§ **SET TASK**: All entries below are to be set down again, identical to the source.

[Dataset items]

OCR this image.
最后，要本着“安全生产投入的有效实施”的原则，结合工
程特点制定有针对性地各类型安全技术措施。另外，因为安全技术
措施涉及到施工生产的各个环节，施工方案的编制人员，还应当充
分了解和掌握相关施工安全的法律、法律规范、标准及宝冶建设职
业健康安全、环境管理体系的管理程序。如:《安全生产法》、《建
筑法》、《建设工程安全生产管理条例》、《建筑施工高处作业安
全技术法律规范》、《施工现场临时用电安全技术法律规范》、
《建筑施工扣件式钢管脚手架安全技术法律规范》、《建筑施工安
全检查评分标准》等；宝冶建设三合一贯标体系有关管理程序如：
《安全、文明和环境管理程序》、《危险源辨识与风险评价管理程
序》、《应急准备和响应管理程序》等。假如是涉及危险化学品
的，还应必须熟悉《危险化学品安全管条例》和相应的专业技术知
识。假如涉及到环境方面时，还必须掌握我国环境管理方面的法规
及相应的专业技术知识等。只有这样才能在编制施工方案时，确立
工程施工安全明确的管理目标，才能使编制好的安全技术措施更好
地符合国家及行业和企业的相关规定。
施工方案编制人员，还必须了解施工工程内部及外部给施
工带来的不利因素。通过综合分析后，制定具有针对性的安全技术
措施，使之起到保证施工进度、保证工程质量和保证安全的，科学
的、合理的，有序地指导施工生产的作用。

§ **RESULT OF THIS TASK**:
OCR this image.
最后，要本着“安全生产投入的有效实施”的原则，结合工
程特点制定有针对性地各类型安全技术措施。另外，因为安全技术
措施涉及到施工生产的各个环节，施工方案的编制人员，还应当充
分了解和掌握相关施工安全的法律、法律规范、标准及宝冶建设职
业健康安全、环境管理体系的管理程序。如:《安全生产法》、《建
筑法》、《建设工程安全生产管理条例》、《建筑施工高处作业安
全技术法律规范》、《施工现场临时用电安全技术法律规范》、
《建筑施工扣件式钢管脚手架安全技术法律规范》、《建筑施工安
全检查评分标准》等；宝冶建设三合一贯标体系有关管理程序如：
《安全、文明和环境管理程序》、《危险源辨识与风险评价管理程
序》、《应急准备和响应管理程序》等。假如是涉及危险化学品
的，还应必须熟悉《危险化学品安全管条例》和相应的专业技术知
识。假如涉及到环境方面时，还必须掌握我国环境管理方面的法规
及相应的专业技术知识等。只有这样才能在编制施工方案时，确立
工程施工安全明确的管理目标，才能使编制好的安全技术措施更好
地符合国家及行业和企业的相关规定。
施工方案编制人员，还必须了解施工工程内部及外部给施
工带来的不利因素。通过综合分析后，制定具有针对性的安全技术
措施，使之起到保证施工进度、保证工程质量和保证安全的，科学
的、合理的，有序地指导施工生产的作用。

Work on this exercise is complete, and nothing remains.